* Exercise aim
In the material below, find every line with "kmph" and pull it out.

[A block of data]
┏━━

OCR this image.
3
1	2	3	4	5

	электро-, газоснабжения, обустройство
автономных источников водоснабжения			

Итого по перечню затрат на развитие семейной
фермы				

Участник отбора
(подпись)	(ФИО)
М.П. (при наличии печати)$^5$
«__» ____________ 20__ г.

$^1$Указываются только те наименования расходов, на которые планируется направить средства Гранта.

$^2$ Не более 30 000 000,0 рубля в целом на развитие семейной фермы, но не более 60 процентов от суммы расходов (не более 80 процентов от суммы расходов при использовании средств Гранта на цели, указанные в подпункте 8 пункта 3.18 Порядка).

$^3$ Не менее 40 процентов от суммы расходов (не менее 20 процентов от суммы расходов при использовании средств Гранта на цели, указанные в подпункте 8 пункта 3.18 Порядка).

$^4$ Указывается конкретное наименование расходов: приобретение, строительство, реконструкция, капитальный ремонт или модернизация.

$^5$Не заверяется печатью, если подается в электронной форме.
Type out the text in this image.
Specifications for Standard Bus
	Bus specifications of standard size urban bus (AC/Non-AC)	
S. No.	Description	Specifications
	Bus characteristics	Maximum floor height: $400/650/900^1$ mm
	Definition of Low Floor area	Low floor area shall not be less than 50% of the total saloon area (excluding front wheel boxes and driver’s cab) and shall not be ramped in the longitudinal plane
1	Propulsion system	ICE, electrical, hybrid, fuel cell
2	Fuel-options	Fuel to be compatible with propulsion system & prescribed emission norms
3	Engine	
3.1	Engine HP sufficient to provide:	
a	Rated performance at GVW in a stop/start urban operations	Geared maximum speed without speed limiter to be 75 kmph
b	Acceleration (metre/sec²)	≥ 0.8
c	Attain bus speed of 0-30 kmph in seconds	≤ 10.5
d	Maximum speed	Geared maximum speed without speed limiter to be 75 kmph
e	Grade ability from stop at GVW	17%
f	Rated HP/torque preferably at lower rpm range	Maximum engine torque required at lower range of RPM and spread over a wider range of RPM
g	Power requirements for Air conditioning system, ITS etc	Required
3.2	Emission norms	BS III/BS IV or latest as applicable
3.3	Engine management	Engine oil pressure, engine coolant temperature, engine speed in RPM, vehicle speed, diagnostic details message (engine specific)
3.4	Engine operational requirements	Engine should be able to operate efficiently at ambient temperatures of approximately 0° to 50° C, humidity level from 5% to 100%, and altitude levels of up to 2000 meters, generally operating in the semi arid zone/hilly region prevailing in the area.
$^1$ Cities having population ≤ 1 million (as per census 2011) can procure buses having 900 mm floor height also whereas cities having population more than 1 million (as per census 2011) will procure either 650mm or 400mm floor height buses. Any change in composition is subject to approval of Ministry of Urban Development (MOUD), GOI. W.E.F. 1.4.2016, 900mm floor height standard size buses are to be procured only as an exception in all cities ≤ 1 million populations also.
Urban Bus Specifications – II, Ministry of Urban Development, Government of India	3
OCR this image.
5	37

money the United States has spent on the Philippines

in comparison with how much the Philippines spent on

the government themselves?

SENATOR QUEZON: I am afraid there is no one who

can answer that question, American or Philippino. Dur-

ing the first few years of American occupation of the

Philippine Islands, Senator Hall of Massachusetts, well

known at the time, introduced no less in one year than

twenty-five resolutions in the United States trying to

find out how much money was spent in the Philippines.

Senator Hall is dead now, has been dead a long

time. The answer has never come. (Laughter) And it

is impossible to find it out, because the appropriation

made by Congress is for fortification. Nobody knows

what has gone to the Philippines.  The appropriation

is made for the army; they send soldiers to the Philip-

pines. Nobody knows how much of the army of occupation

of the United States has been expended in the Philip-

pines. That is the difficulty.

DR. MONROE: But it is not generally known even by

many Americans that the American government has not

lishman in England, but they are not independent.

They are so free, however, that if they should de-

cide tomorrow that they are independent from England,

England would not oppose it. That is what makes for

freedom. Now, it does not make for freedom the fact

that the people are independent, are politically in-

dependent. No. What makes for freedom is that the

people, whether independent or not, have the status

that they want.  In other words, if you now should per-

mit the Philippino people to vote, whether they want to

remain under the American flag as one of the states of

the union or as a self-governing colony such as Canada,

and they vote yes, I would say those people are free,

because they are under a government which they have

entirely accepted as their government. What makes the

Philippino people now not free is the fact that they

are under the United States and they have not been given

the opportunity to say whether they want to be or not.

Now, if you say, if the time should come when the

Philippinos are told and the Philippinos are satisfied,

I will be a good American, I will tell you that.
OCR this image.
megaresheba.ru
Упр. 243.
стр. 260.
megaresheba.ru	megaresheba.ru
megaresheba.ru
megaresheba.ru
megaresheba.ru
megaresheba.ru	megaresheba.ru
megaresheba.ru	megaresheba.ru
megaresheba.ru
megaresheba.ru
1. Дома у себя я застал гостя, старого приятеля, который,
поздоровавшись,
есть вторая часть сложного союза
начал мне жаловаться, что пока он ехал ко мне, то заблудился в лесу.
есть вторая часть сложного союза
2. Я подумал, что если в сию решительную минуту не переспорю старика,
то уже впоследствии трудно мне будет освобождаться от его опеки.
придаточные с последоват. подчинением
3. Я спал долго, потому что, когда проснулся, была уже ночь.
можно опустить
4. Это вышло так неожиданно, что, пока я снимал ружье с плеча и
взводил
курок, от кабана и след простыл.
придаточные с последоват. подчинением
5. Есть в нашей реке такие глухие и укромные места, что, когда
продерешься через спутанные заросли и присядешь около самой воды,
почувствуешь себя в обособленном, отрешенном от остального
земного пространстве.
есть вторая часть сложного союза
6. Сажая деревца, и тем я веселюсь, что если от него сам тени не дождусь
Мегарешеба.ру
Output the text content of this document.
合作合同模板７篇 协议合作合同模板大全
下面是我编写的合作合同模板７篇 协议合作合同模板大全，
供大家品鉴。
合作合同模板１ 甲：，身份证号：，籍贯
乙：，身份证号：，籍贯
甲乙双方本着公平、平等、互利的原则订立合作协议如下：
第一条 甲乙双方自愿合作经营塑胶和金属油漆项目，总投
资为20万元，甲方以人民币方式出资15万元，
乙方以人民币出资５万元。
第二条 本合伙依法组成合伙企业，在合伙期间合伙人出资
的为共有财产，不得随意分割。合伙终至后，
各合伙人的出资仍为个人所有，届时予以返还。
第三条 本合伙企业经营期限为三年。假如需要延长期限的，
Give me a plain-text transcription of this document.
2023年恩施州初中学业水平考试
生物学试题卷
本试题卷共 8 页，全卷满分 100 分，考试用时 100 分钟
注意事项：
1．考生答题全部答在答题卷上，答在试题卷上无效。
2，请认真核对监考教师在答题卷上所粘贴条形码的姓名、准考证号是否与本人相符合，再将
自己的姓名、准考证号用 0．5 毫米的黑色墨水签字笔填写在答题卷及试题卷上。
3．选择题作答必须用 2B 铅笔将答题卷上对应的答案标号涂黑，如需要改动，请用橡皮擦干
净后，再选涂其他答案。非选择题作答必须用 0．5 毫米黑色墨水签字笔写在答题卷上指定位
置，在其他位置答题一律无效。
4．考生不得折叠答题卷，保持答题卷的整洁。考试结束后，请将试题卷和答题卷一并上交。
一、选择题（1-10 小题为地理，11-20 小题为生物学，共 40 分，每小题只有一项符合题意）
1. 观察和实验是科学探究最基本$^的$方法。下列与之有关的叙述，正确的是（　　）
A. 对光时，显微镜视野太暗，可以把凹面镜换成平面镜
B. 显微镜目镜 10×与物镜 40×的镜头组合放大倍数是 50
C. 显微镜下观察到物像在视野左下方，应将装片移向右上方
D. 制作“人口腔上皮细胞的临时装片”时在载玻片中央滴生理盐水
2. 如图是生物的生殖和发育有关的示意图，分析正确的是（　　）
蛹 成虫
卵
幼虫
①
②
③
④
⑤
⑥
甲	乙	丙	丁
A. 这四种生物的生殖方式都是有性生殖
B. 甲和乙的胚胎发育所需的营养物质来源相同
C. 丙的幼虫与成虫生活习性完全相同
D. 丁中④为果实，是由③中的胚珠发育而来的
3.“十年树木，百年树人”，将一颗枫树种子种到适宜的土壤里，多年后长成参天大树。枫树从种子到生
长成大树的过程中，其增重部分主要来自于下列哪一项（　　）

┗━━

* Response below
a	Rated performance at GVW in a stop/start urban operations	Geared maximum speed without speed limiter to be 75 kmph
c	Attain bus speed of 0-30 kmph in seconds	≤ 10.5
d	Maximum speed	Geared maximum speed without speed limiter to be 75 kmph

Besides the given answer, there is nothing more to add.